What to do – Nothing in the data should change when you return it, but leave the pictures out.

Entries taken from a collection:
========
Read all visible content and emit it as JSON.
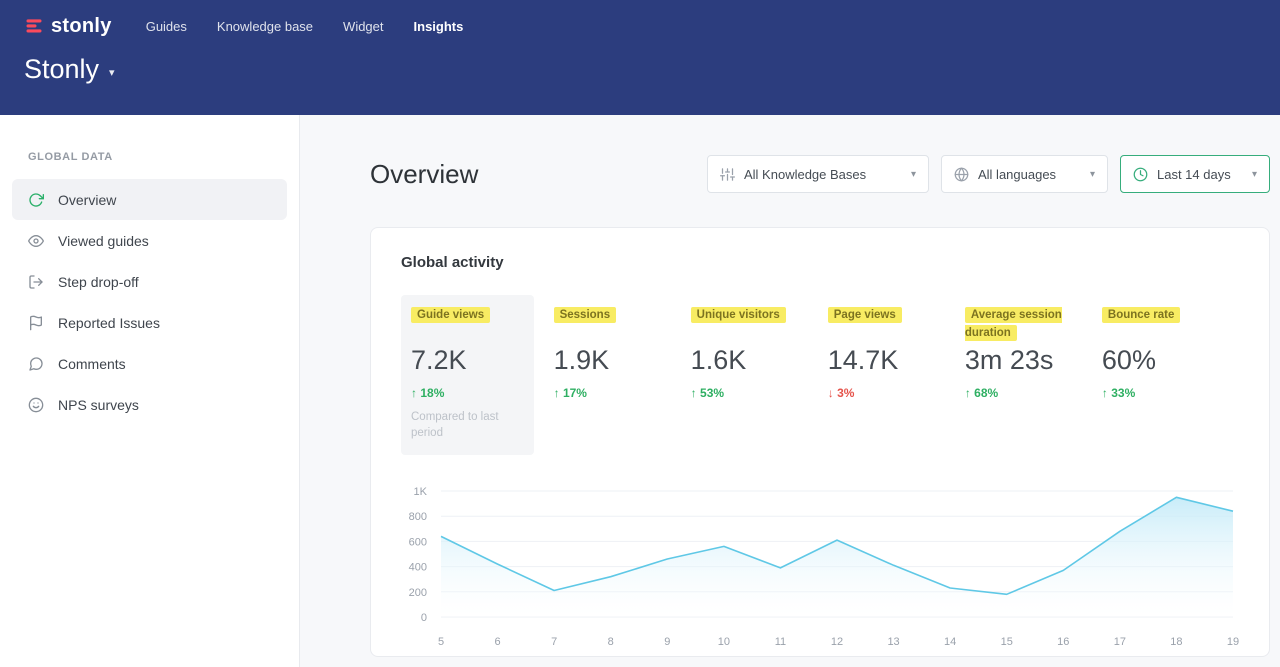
{
  "navbar": {
    "logo_text": "stonly",
    "items": [
      "Guides",
      "Knowledge base",
      "Widget",
      "Insights"
    ],
    "workspace_title": "Stonly",
    "caret": "▾"
  },
  "sidebar": {
    "section_label": "GLOBAL DATA",
    "items": [
      {
        "label": "Overview",
        "active": true
      },
      {
        "label": "Viewed guides"
      },
      {
        "label": "Step drop-off"
      },
      {
        "label": "Reported Issues"
      },
      {
        "label": "Comments"
      },
      {
        "label": "NPS surveys"
      }
    ]
  },
  "main": {
    "title": "Overview",
    "filters": [
      {
        "label": "All Knowledge Bases",
        "icon": "sliders-icon"
      },
      {
        "label": "All languages",
        "icon": "globe-icon"
      },
      {
        "label": "Last 14 days",
        "icon": "clock-icon",
        "active": true
      }
    ],
    "card": {
      "title": "Global activity",
      "metrics": [
        {
          "label": "Guide views",
          "value": "7.2K",
          "arrow": "↑",
          "change": "18%",
          "direction": "up",
          "note": "Compared to last period",
          "selected": true
        },
        {
          "label": "Sessions",
          "value": "1.9K",
          "arrow": "↑",
          "change": "17%",
          "direction": "up"
        },
        {
          "label": "Unique visitors",
          "value": "1.6K",
          "arrow": "↑",
          "change": "53%",
          "direction": "up"
        },
        {
          "label": "Page views",
          "value": "14.7K",
          "arrow": "↓",
          "change": "3%",
          "direction": "down"
        },
        {
          "label": "Average session duration",
          "value": "3m 23s",
          "arrow": "↑",
          "change": "68%",
          "direction": "up"
        },
        {
          "label": "Bounce rate",
          "value": "60%",
          "arrow": "↑",
          "change": "33%",
          "direction": "up"
        }
      ]
    }
  },
  "chart_data": {
    "type": "area",
    "title": "Global activity",
    "x": [
      5,
      6,
      7,
      8,
      9,
      10,
      11,
      12,
      13,
      14,
      15,
      16,
      17,
      18,
      19
    ],
    "values": [
      640,
      420,
      210,
      320,
      460,
      560,
      390,
      610,
      410,
      230,
      180,
      370,
      680,
      950,
      840
    ],
    "xlabel": "",
    "ylabel": "",
    "ylim": [
      0,
      1000
    ],
    "yticks": [
      {
        "value": 0,
        "label": "0"
      },
      {
        "value": 200,
        "label": "200"
      },
      {
        "value": 400,
        "label": "400"
      },
      {
        "value": 600,
        "label": "600"
      },
      {
        "value": 800,
        "label": "800"
      },
      {
        "value": 1000,
        "label": "1K"
      }
    ],
    "grid": true,
    "legend": false,
    "line_color": "#5fc8e6",
    "area_top_color": "#c2eaf8"
  },
  "colors": {
    "navbar_bg": "#2c3d7e",
    "brand_red": "#fb4a5c",
    "highlight_yellow": "#f8ec63",
    "positive_green": "#2eaf62",
    "negative_red": "#e5534b",
    "active_filter_border": "#36ad7c",
    "active_sidebar_icon": "#2bb06a"
  }
}
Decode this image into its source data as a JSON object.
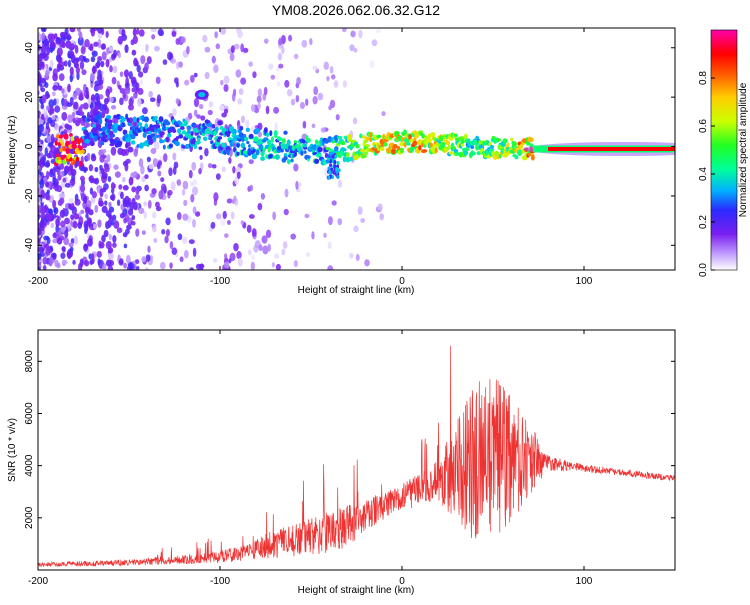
{
  "title": "YM08.2026.062.06.32.G12",
  "colors": {
    "snr_line": "#ee3333",
    "track_hi": "#ff2020",
    "track_mid": "#22ee88",
    "cloud": "#6a1ee6",
    "faint": "#cfb6f5"
  },
  "chart_data": [
    {
      "id": "spectrogram",
      "type": "heatmap",
      "title": "YM08.2026.062.06.32.G12",
      "xlabel": "Height of straight line (km)",
      "ylabel": "Frequency (Hz)",
      "xlim": [
        -200,
        150
      ],
      "ylim": [
        -50,
        48
      ],
      "xticks": [
        -200,
        -100,
        0,
        100
      ],
      "yticks": [
        -40,
        -20,
        0,
        20,
        40
      ],
      "colorbar": {
        "label": "Normalized spectral amplitude",
        "range": [
          0.0,
          1.0
        ],
        "ticks": [
          0.0,
          0.2,
          0.4,
          0.6,
          0.8
        ],
        "tick_labels": [
          "0.0",
          "0.2",
          "0.4",
          "0.6",
          "0.8"
        ]
      },
      "ridge": {
        "description_points": [
          {
            "x": -175,
            "freq": 7,
            "amp": 0.3
          },
          {
            "x": -110,
            "freq": 5,
            "amp": 0.35
          },
          {
            "x": -80,
            "freq": 1,
            "amp": 0.4
          },
          {
            "x": -40,
            "freq": -2,
            "amp": 0.45
          },
          {
            "x": -20,
            "freq": 1,
            "amp": 0.7
          },
          {
            "x": 10,
            "freq": 2,
            "amp": 0.75
          },
          {
            "x": 40,
            "freq": 0,
            "amp": 0.5
          },
          {
            "x": 70,
            "freq": -1,
            "amp": 0.8
          },
          {
            "x": 150,
            "freq": -1,
            "amp": 1.0
          }
        ],
        "blob": {
          "x": -110,
          "freq": 21,
          "amp": 0.35
        }
      }
    },
    {
      "id": "snr",
      "type": "line",
      "xlabel": "Height of straight line (km)",
      "ylabel": "SNR (10 * v/v)",
      "xlim": [
        -200,
        150
      ],
      "ylim": [
        0,
        9200
      ],
      "xticks": [
        -200,
        -100,
        0,
        100
      ],
      "yticks": [
        2000,
        4000,
        6000,
        8000
      ],
      "series": [
        {
          "name": "SNR",
          "envelope": [
            {
              "x": -200,
              "base": 200,
              "amp": 80
            },
            {
              "x": -150,
              "base": 280,
              "amp": 120
            },
            {
              "x": -110,
              "base": 450,
              "amp": 200
            },
            {
              "x": -85,
              "base": 650,
              "amp": 300
            },
            {
              "x": -75,
              "base": 900,
              "amp": 500
            },
            {
              "x": -50,
              "base": 1300,
              "amp": 700
            },
            {
              "x": -35,
              "base": 1500,
              "amp": 900
            },
            {
              "x": -30,
              "base": 1700,
              "amp": 800
            },
            {
              "x": -20,
              "base": 2100,
              "amp": 600
            },
            {
              "x": 0,
              "base": 2800,
              "amp": 500
            },
            {
              "x": 20,
              "base": 3400,
              "amp": 800
            },
            {
              "x": 30,
              "base": 3800,
              "amp": 2000
            },
            {
              "x": 40,
              "base": 4200,
              "amp": 3200
            },
            {
              "x": 55,
              "base": 4300,
              "amp": 3000
            },
            {
              "x": 70,
              "base": 4200,
              "amp": 1500
            },
            {
              "x": 80,
              "base": 4100,
              "amp": 300
            },
            {
              "x": 100,
              "base": 3900,
              "amp": 150
            },
            {
              "x": 150,
              "base": 3500,
              "amp": 120
            }
          ]
        }
      ]
    }
  ]
}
========
Reply –
Read all visible content and emit it as JSON.
{
  "navbar": {
    "logo_text": "stonly",
    "items": [
      "Guides",
      "Knowledge base",
      "Widget",
      "Insights"
    ],
    "workspace_title": "Stonly",
    "caret": "▾"
  },
  "sidebar": {
    "section_label": "GLOBAL DATA",
    "items": [
      {
        "label": "Overview",
        "active": true
      },
      {
        "label": "Viewed guides"
      },
      {
        "label": "Step drop-off"
      },
      {
        "label": "Reported Issues"
      },
      {
        "label": "Comments"
      },
      {
        "label": "NPS surveys"
      }
    ]
  },
  "main": {
    "title": "Overview",
    "filters": [
      {
        "label": "All Knowledge Bases",
        "icon": "sliders-icon"
      },
      {
        "label": "All languages",
        "icon": "globe-icon"
      },
      {
        "label": "Last 14 days",
        "icon": "clock-icon",
        "active": true
      }
    ],
    "card": {
      "title": "Global activity",
      "metrics": [
        {
          "label": "Guide views",
          "value": "7.2K",
          "arrow": "↑",
          "change": "18%",
          "direction": "up",
          "note": "Compared to last period",
          "selected": true
        },
        {
          "label": "Sessions",
          "value": "1.9K",
          "arrow": "↑",
          "change": "17%",
          "direction": "up"
        },
        {
          "label": "Unique visitors",
          "value": "1.6K",
          "arrow": "↑",
          "change": "53%",
          "direction": "up"
        },
        {
          "label": "Page views",
          "value": "14.7K",
          "arrow": "↓",
          "change": "3%",
          "direction": "down"
        },
        {
          "label": "Average session duration",
          "value": "3m 23s",
          "arrow": "↑",
          "change": "68%",
          "direction": "up"
        },
        {
          "label": "Bounce rate",
          "value": "60%",
          "arrow": "↑",
          "change": "33%",
          "direction": "up"
        }
      ]
    }
  },
  "chart_data": {
    "type": "area",
    "title": "Global activity",
    "x": [
      5,
      6,
      7,
      8,
      9,
      10,
      11,
      12,
      13,
      14,
      15,
      16,
      17,
      18,
      19
    ],
    "values": [
      640,
      420,
      210,
      320,
      460,
      560,
      390,
      610,
      410,
      230,
      180,
      370,
      680,
      950,
      840
    ],
    "xlabel": "",
    "ylabel": "",
    "ylim": [
      0,
      1000
    ],
    "yticks": [
      {
        "value": 0,
        "label": "0"
      },
      {
        "value": 200,
        "label": "200"
      },
      {
        "value": 400,
        "label": "400"
      },
      {
        "value": 600,
        "label": "600"
      },
      {
        "value": 800,
        "label": "800"
      },
      {
        "value": 1000,
        "label": "1K"
      }
    ],
    "grid": true,
    "legend": false,
    "line_color": "#5fc8e6",
    "area_top_color": "#c2eaf8"
  },
  "colors": {
    "navbar_bg": "#2c3d7e",
    "brand_red": "#fb4a5c",
    "highlight_yellow": "#f8ec63",
    "positive_green": "#2eaf62",
    "negative_red": "#e5534b",
    "active_filter_border": "#36ad7c",
    "active_sidebar_icon": "#2bb06a"
  }
}
Decode this image into its source data as a JSON object.
{
  "title": "YM08.2026.062.06.32.G12",
  "colors": {
    "snr_line": "#ee3333",
    "track_hi": "#ff2020",
    "track_mid": "#22ee88",
    "cloud": "#6a1ee6",
    "faint": "#cfb6f5"
  },
  "chart_data": [
    {
      "id": "spectrogram",
      "type": "heatmap",
      "title": "YM08.2026.062.06.32.G12",
      "xlabel": "Height of straight line (km)",
      "ylabel": "Frequency (Hz)",
      "xlim": [
        -200,
        150
      ],
      "ylim": [
        -50,
        48
      ],
      "xticks": [
        -200,
        -100,
        0,
        100
      ],
      "yticks": [
        -40,
        -20,
        0,
        20,
        40
      ],
      "colorbar": {
        "label": "Normalized spectral amplitude",
        "range": [
          0.0,
          1.0
        ],
        "ticks": [
          0.0,
          0.2,
          0.4,
          0.6,
          0.8
        ],
        "tick_labels": [
          "0.0",
          "0.2",
          "0.4",
          "0.6",
          "0.8"
        ]
      },
      "ridge": {
        "description_points": [
          {
            "x": -175,
            "freq": 7,
            "amp": 0.3
          },
          {
            "x": -110,
            "freq": 5,
            "amp": 0.35
          },
          {
            "x": -80,
            "freq": 1,
            "amp": 0.4
          },
          {
            "x": -40,
            "freq": -2,
            "amp": 0.45
          },
          {
            "x": -20,
            "freq": 1,
            "amp": 0.7
          },
          {
            "x": 10,
            "freq": 2,
            "amp": 0.75
          },
          {
            "x": 40,
            "freq": 0,
            "amp": 0.5
          },
          {
            "x": 70,
            "freq": -1,
            "amp": 0.8
          },
          {
            "x": 150,
            "freq": -1,
            "amp": 1.0
          }
        ],
        "blob": {
          "x": -110,
          "freq": 21,
          "amp": 0.35
        }
      }
    },
    {
      "id": "snr",
      "type": "line",
      "xlabel": "Height of straight line (km)",
      "ylabel": "SNR (10 * v/v)",
      "xlim": [
        -200,
        150
      ],
      "ylim": [
        0,
        9200
      ],
      "xticks": [
        -200,
        -100,
        0,
        100
      ],
      "yticks": [
        2000,
        4000,
        6000,
        8000
      ],
      "series": [
        {
          "name": "SNR",
          "envelope": [
            {
              "x": -200,
              "base": 200,
              "amp": 80
            },
            {
              "x": -150,
              "base": 280,
              "amp": 120
            },
            {
              "x": -110,
              "base": 450,
              "amp": 200
            },
            {
              "x": -85,
              "base": 650,
              "amp": 300
            },
            {
              "x": -75,
              "base": 900,
              "amp": 500
            },
            {
              "x": -50,
              "base": 1300,
              "amp": 700
            },
            {
              "x": -35,
              "base": 1500,
              "amp": 900
            },
            {
              "x": -30,
              "base": 1700,
              "amp": 800
            },
            {
              "x": -20,
              "base": 2100,
              "amp": 600
            },
            {
              "x": 0,
              "base": 2800,
              "amp": 500
            },
            {
              "x": 20,
              "base": 3400,
              "amp": 800
            },
            {
              "x": 30,
              "base": 3800,
              "amp": 2000
            },
            {
              "x": 40,
              "base": 4200,
              "amp": 3200
            },
            {
              "x": 55,
              "base": 4300,
              "amp": 3000
            },
            {
              "x": 70,
              "base": 4200,
              "amp": 1500
            },
            {
              "x": 80,
              "base": 4100,
              "amp": 300
            },
            {
              "x": 100,
              "base": 3900,
              "amp": 150
            },
            {
              "x": 150,
              "base": 3500,
              "amp": 120
            }
          ]
        }
      ]
    }
  ]
}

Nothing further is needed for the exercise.